Record extracts:
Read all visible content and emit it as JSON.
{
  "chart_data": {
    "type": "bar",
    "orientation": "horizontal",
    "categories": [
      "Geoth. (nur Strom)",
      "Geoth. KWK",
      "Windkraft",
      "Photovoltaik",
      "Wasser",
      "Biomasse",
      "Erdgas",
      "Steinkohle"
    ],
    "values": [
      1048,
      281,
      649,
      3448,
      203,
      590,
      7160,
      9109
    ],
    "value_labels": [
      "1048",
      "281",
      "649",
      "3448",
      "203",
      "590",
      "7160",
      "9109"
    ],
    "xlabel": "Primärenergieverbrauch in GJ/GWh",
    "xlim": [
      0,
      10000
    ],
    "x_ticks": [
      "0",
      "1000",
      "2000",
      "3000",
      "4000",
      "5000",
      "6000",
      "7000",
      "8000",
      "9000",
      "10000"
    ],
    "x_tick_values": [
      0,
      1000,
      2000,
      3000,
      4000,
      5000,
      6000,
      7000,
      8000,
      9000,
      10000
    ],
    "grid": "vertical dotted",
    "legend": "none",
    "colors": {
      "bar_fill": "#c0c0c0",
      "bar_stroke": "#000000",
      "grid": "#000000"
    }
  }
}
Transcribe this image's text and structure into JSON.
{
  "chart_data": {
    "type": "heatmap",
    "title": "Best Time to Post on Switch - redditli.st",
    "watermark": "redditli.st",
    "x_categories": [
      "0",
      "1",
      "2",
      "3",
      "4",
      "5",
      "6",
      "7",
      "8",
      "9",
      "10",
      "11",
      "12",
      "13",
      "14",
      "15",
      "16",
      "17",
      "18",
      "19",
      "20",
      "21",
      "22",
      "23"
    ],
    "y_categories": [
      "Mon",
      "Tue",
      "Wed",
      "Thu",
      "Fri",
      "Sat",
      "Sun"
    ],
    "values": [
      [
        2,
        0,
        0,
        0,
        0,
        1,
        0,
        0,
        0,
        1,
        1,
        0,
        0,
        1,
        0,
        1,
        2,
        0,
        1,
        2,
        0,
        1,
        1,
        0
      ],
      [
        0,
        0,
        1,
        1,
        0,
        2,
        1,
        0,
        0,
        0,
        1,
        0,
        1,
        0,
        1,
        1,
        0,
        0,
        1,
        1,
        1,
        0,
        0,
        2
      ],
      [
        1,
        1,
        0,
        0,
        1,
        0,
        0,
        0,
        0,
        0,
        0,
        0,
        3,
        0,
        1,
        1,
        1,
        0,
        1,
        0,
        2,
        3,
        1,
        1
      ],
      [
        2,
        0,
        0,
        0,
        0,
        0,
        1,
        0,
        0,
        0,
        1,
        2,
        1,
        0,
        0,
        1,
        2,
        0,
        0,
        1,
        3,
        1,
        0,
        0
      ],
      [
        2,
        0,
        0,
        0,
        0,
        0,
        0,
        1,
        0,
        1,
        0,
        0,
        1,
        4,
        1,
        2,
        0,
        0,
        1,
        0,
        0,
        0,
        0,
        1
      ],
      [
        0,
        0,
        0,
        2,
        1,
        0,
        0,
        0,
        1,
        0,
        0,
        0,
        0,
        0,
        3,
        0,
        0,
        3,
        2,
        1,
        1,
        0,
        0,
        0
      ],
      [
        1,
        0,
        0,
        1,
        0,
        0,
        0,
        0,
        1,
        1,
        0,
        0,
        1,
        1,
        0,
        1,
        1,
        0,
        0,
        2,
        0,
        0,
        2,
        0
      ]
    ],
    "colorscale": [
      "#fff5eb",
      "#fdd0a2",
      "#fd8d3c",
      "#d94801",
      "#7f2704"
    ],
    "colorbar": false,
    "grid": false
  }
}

Task instructions: Within the data above, pick out all lines holding the word "grid".

Reply to the exercise:
    "grid": "vertical dotted",
      "grid": "#000000"
    "grid": false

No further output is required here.